INPUT DATA »
______
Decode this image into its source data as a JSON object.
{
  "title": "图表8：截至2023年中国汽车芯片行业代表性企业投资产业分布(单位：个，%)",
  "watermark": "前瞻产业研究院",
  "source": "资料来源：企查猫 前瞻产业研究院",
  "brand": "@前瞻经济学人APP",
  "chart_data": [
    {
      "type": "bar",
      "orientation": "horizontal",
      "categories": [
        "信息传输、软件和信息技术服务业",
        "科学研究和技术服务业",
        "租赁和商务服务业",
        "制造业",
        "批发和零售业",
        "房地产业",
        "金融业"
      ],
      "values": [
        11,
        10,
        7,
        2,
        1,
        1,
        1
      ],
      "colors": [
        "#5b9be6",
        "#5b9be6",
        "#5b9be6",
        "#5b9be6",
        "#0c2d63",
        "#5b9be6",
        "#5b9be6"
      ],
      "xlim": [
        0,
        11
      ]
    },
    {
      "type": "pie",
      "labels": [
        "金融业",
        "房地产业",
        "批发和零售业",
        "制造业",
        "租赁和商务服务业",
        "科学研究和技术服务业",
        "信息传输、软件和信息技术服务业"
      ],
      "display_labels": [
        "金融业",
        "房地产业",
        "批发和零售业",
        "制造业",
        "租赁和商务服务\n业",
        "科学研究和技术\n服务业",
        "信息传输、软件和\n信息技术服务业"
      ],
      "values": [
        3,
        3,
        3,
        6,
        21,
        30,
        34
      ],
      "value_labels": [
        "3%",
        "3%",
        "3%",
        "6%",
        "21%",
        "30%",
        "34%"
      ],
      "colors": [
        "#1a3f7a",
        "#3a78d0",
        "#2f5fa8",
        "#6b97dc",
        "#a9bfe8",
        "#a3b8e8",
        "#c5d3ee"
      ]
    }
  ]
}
______
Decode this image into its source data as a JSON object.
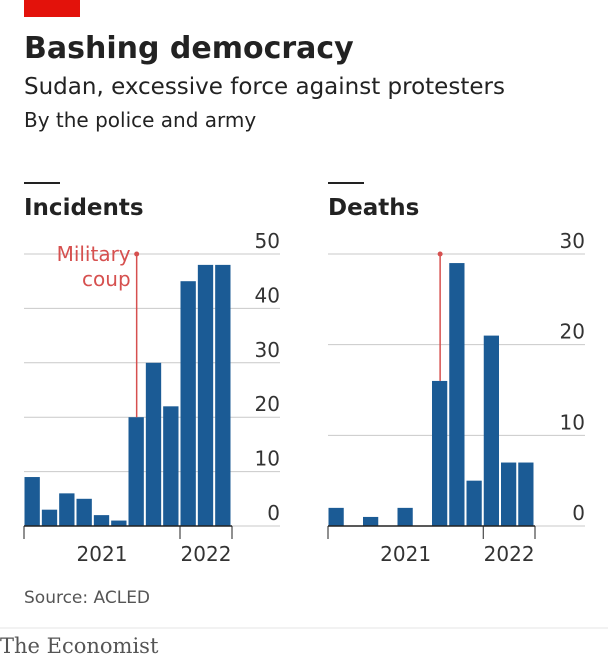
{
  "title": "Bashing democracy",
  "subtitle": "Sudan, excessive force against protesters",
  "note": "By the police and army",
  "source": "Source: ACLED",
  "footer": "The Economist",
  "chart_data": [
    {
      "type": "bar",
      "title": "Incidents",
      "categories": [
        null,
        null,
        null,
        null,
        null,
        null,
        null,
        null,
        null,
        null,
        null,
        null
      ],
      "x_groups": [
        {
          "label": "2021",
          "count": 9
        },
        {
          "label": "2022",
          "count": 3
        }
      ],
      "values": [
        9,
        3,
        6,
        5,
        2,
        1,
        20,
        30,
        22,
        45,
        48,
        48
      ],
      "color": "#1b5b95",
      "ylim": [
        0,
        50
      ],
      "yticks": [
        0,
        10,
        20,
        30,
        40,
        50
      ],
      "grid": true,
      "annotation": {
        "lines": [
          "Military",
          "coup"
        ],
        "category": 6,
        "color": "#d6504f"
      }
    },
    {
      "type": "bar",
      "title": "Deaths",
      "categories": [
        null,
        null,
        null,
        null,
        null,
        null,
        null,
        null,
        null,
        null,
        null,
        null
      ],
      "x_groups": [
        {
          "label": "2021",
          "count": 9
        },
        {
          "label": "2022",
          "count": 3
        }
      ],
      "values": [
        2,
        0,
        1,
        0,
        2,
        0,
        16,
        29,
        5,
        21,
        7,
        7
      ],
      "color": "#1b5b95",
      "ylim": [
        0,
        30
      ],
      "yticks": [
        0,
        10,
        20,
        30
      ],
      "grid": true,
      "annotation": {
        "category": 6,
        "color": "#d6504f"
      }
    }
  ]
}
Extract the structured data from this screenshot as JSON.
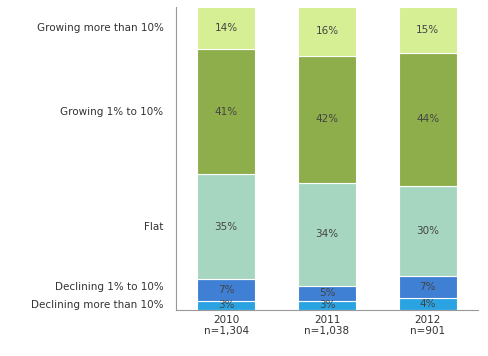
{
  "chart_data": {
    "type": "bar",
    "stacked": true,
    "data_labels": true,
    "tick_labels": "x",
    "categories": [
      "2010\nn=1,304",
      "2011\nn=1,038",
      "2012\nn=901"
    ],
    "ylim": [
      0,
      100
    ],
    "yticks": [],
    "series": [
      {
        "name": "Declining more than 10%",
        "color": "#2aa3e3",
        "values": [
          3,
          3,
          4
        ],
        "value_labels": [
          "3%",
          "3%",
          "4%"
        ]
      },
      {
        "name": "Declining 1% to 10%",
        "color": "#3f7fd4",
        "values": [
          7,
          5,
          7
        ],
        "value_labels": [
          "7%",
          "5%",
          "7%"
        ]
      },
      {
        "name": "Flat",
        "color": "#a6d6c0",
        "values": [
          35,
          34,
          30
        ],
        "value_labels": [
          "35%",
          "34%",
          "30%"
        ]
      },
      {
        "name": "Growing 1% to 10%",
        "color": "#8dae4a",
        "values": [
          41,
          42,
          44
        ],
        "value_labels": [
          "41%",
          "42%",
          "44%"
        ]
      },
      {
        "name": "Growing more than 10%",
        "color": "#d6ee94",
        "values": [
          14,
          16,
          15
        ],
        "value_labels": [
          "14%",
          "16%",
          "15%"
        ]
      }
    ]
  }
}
______
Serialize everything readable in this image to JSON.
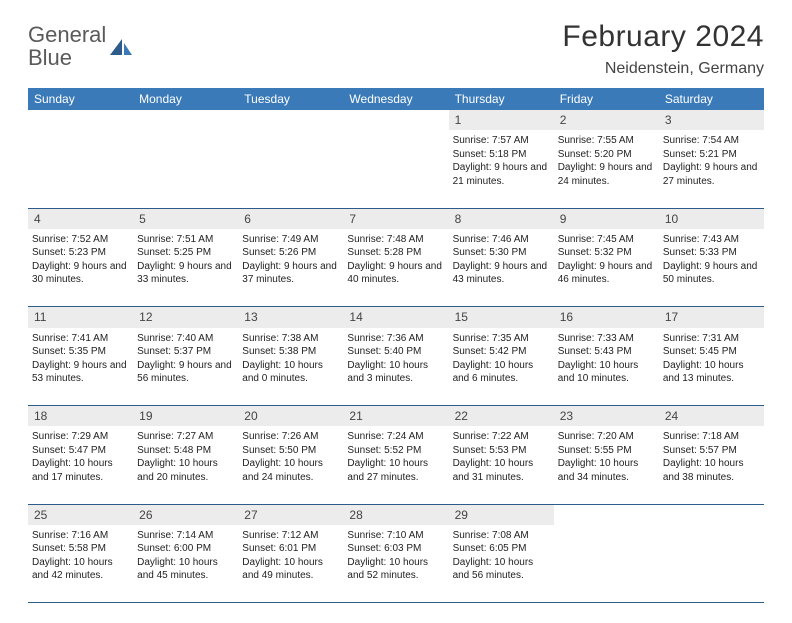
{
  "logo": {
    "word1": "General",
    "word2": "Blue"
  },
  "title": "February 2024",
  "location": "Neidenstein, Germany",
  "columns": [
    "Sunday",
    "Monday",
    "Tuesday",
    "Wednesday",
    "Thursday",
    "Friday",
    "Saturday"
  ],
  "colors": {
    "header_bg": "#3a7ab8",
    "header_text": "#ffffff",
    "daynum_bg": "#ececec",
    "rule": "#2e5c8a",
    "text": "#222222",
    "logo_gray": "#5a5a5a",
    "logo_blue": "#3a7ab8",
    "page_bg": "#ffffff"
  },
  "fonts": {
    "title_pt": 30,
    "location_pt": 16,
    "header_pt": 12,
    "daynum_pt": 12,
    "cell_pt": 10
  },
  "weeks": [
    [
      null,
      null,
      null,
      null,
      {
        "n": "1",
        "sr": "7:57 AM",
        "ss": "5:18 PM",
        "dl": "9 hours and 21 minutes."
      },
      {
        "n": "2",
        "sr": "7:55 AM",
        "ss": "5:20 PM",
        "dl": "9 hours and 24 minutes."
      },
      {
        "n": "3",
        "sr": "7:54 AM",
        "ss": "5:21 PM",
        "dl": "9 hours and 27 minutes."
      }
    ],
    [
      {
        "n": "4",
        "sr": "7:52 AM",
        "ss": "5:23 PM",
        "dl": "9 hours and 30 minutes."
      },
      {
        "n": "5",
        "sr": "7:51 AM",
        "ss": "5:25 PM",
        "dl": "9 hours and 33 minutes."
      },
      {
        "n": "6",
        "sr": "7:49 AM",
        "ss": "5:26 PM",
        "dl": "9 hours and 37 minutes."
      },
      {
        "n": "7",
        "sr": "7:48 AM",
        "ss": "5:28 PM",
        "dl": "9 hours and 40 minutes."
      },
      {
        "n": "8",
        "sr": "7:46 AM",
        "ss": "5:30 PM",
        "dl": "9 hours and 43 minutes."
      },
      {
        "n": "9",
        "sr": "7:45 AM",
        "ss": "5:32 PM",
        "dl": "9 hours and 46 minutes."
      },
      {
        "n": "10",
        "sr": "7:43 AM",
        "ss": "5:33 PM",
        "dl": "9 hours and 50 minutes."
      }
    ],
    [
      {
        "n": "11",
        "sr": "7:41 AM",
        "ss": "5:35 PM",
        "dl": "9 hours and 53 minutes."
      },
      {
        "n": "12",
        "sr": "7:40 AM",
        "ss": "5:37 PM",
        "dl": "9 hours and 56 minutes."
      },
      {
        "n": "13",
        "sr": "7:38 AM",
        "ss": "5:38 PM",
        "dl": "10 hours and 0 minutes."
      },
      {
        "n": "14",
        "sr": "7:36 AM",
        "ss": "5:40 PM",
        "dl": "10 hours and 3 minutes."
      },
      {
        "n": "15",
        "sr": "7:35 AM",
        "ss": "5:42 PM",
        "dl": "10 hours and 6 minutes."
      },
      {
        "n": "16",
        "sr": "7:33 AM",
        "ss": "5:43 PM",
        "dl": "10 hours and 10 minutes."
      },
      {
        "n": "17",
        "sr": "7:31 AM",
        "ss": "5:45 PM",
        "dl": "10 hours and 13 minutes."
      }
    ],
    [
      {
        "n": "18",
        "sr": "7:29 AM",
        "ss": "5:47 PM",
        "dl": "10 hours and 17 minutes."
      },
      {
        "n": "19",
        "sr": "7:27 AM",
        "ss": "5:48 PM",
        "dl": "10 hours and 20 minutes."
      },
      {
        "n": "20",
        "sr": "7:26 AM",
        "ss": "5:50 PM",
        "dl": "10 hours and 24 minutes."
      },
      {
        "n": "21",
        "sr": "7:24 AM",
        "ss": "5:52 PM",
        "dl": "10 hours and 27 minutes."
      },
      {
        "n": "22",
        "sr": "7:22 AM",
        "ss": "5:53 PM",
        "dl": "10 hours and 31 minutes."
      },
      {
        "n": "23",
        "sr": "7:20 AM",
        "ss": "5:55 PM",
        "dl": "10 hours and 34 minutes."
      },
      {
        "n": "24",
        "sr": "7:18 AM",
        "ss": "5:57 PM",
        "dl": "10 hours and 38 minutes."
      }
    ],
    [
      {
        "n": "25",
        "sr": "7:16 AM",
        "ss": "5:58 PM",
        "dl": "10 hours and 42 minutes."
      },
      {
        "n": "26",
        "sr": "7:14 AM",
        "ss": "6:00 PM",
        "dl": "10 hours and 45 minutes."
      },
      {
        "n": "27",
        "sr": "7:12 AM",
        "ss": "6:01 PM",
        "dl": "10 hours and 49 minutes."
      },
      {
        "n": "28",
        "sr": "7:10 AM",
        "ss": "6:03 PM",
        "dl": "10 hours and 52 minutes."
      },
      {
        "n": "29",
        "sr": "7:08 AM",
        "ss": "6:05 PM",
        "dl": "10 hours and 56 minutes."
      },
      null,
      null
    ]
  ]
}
______
DIRECTIVE »
From the entries above, return each line with the word "Declining" in it.

EXERCISE SOLUTION »
        "name": "Declining more than 10%",
        "name": "Declining 1% to 10%",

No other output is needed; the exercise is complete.